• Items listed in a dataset
_ _ _ _ _
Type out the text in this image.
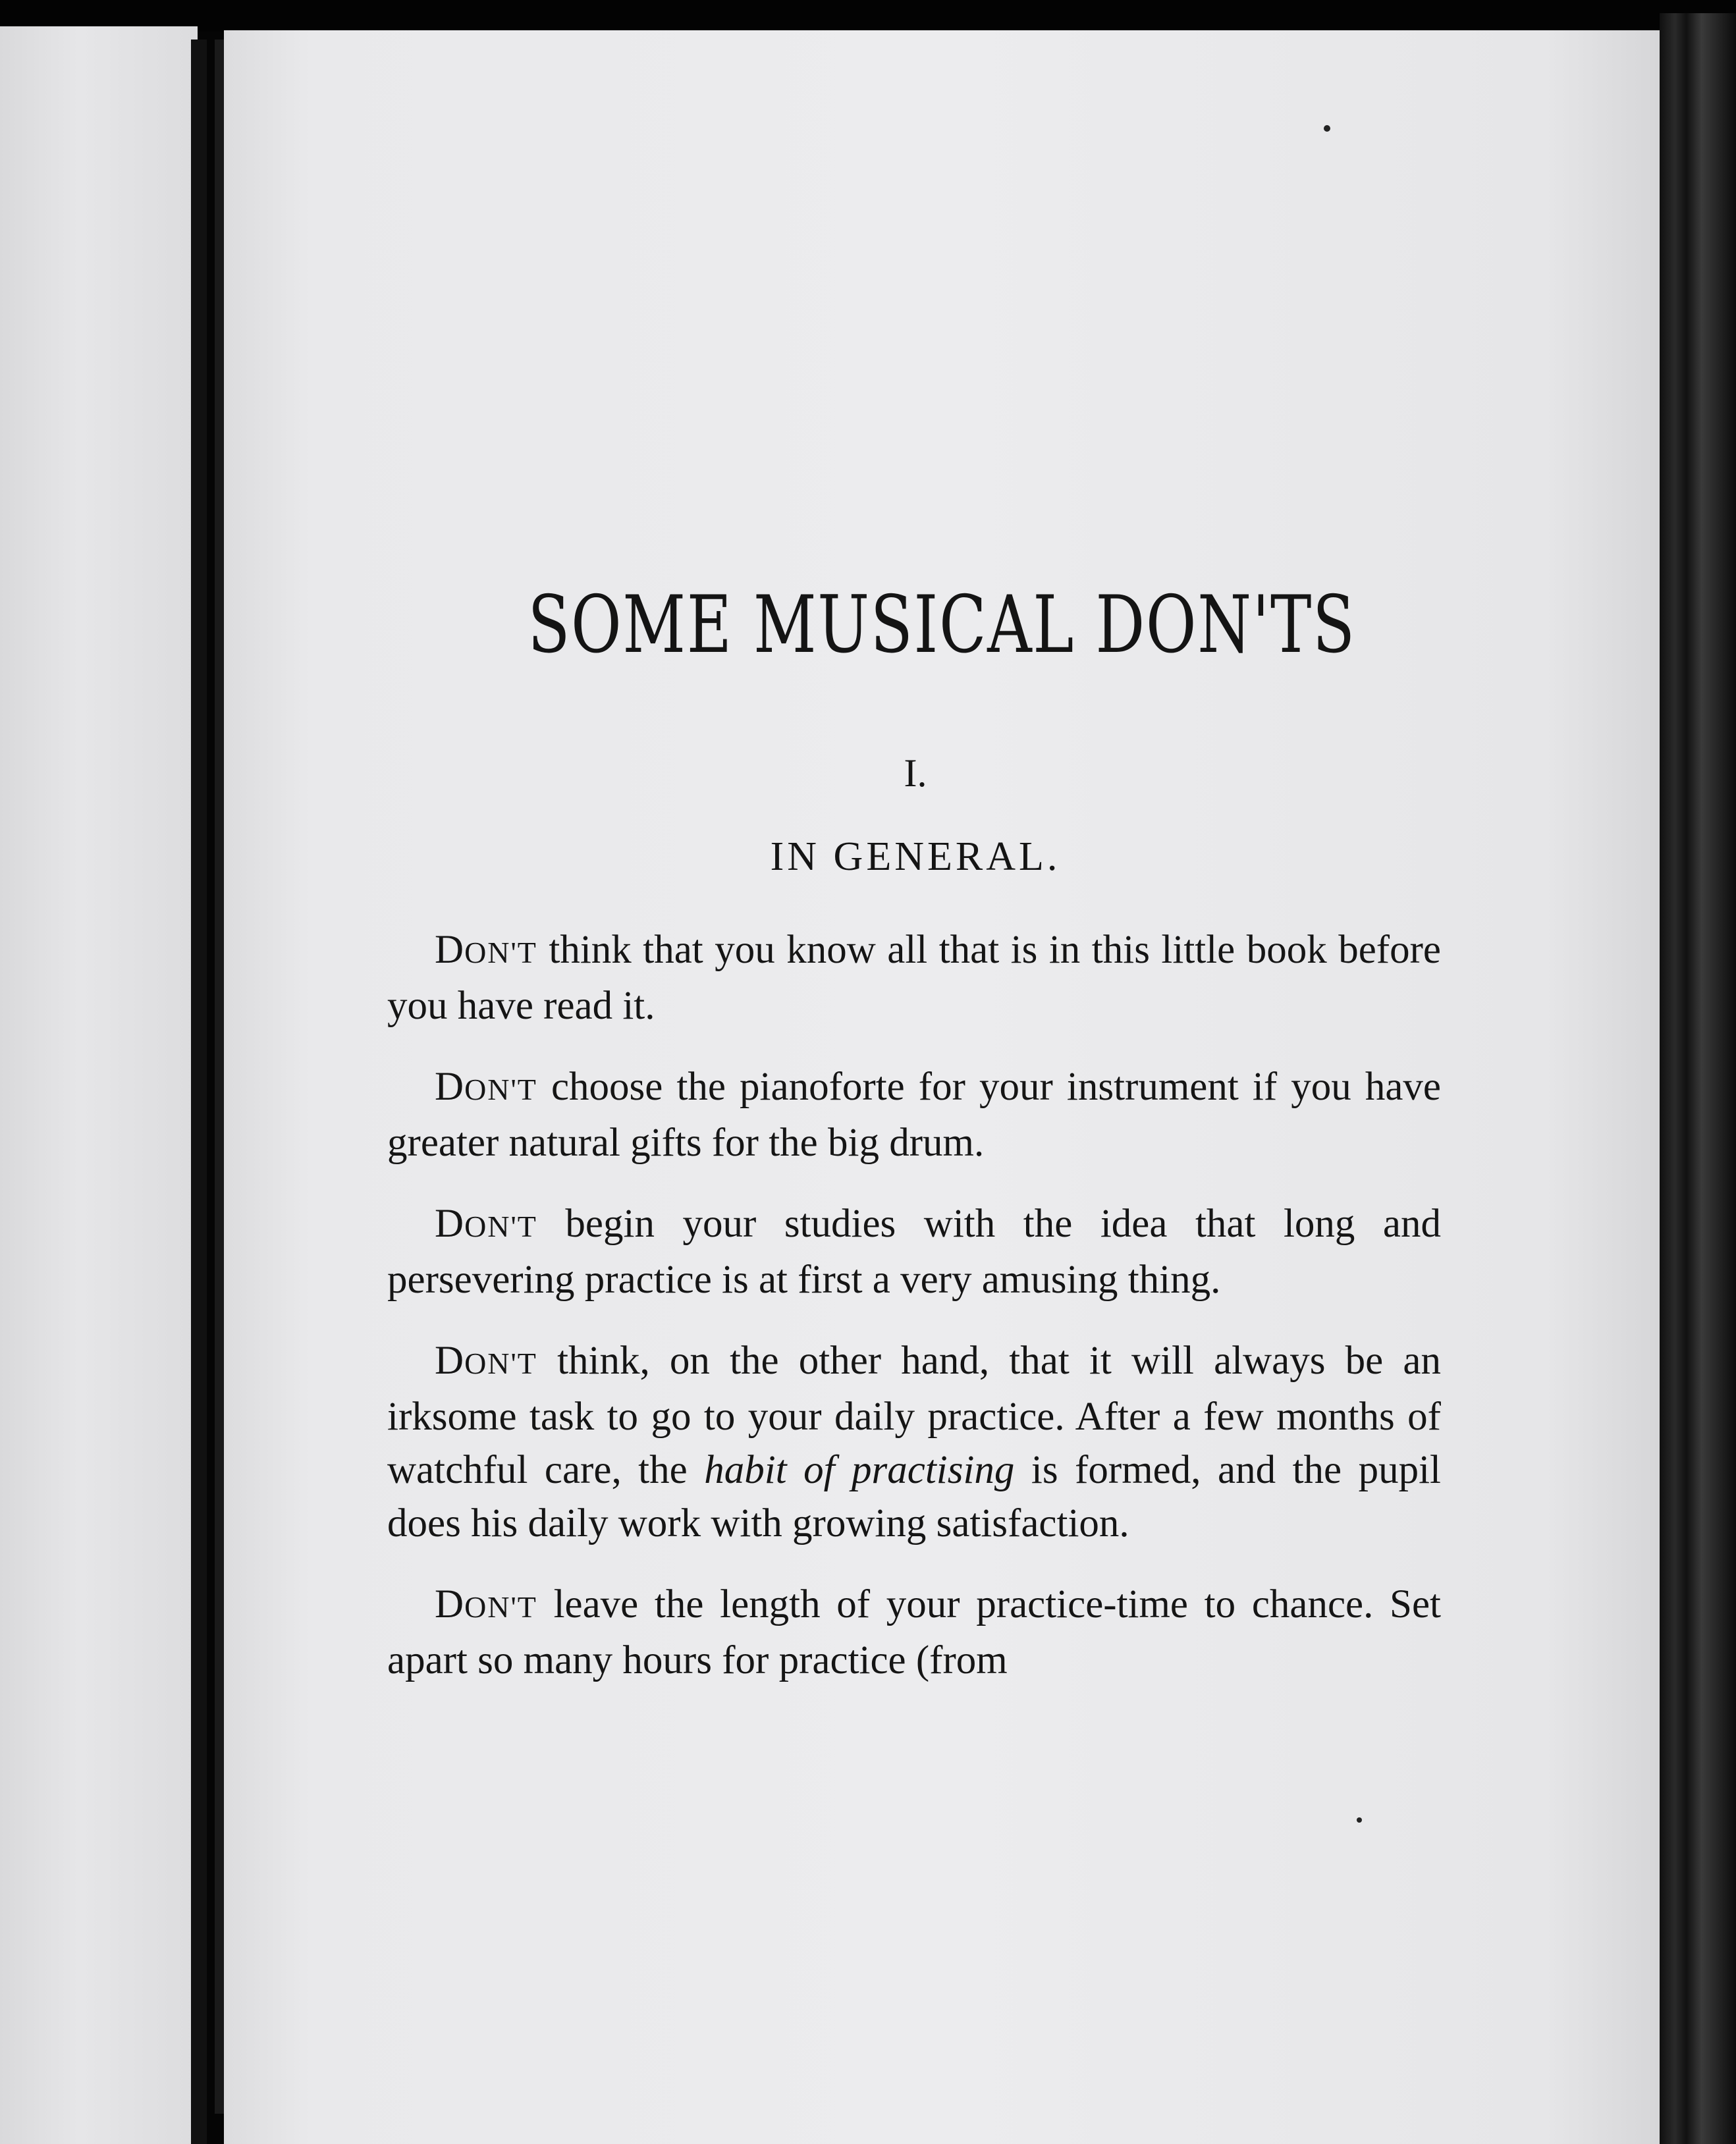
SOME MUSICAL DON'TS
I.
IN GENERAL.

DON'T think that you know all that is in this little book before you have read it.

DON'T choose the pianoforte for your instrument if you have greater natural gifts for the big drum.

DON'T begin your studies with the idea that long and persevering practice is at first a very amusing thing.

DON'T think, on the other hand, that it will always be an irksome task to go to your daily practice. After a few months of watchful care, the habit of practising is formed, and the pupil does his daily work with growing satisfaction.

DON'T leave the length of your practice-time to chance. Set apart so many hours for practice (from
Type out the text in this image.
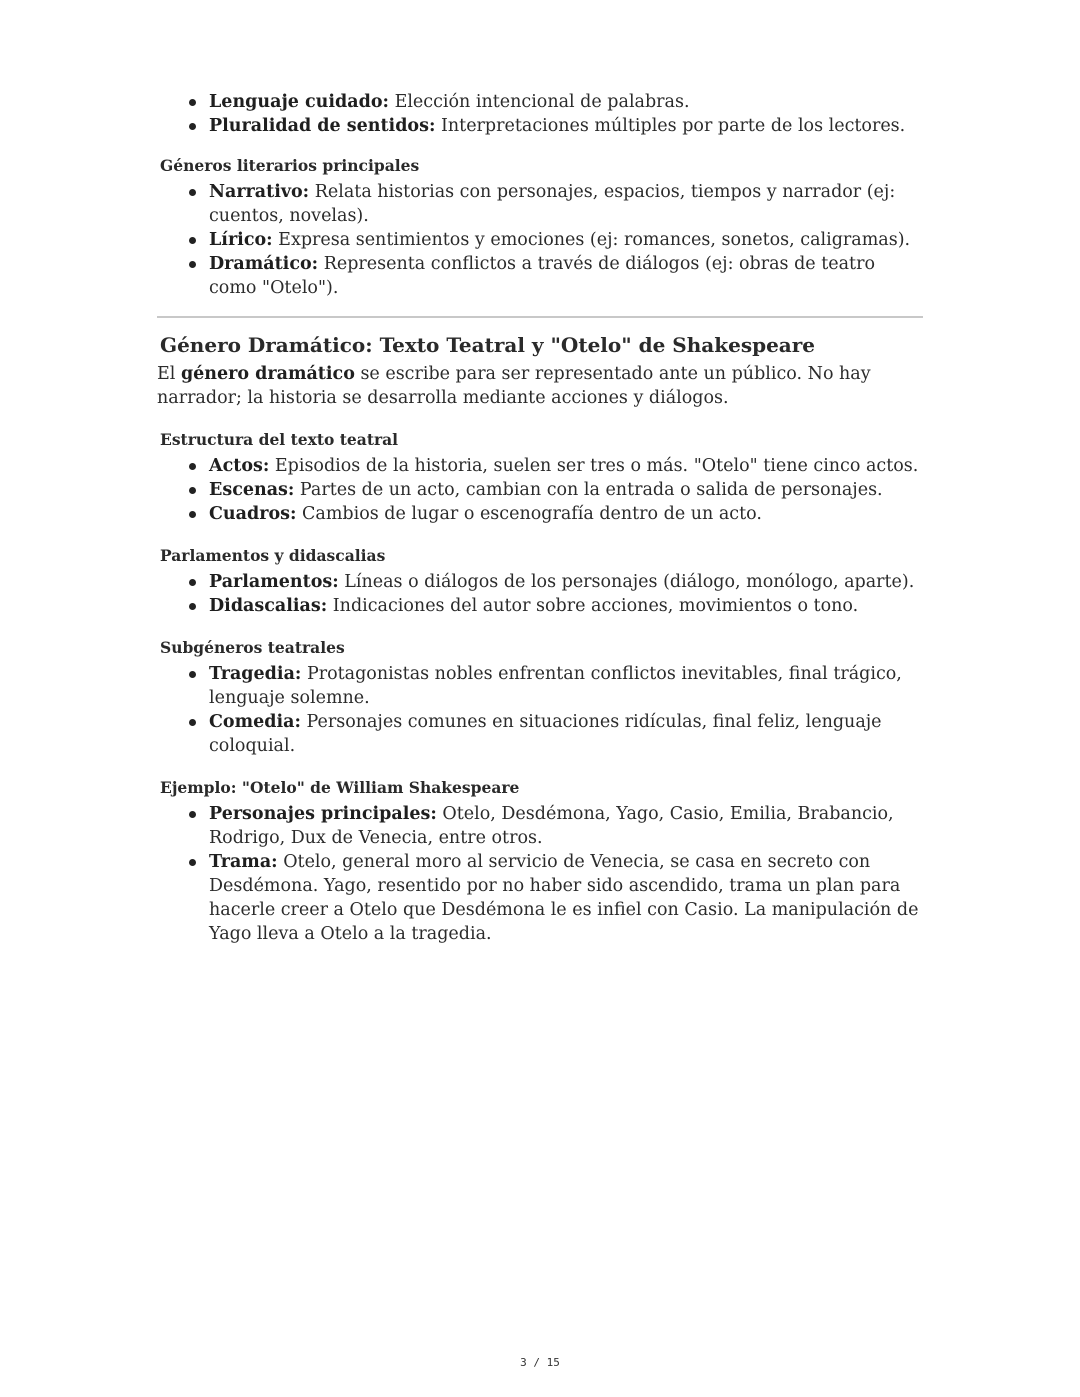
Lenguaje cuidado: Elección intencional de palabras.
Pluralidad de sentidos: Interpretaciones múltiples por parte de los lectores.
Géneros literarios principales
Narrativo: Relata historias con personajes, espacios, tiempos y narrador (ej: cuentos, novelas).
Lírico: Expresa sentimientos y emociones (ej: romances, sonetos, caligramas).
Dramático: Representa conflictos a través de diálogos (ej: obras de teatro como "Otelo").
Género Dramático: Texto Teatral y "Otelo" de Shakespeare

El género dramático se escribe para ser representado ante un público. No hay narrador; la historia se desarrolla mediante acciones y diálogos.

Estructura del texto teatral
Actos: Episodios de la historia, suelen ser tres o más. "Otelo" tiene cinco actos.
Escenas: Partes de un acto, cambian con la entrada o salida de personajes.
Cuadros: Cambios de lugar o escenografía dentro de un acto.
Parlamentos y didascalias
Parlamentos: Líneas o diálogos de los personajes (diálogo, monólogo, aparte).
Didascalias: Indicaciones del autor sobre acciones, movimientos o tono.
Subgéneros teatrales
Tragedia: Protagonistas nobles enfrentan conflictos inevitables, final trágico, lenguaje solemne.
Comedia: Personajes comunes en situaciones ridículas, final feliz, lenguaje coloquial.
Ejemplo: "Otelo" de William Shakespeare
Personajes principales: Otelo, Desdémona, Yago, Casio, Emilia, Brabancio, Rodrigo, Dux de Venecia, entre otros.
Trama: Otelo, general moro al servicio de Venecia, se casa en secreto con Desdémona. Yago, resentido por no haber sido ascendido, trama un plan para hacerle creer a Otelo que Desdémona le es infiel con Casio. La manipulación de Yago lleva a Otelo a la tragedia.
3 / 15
_ _ _ _ _
• Work required
Copy and report every line where the word "conflictos" is present.

• Answer to this exercise
Dramático: Representa conflictos a través de diálogos (ej: obras de teatro como "Otelo").
Tragedia: Protagonistas nobles enfrentan conflictos inevitables, final trágico, lenguaje solemne.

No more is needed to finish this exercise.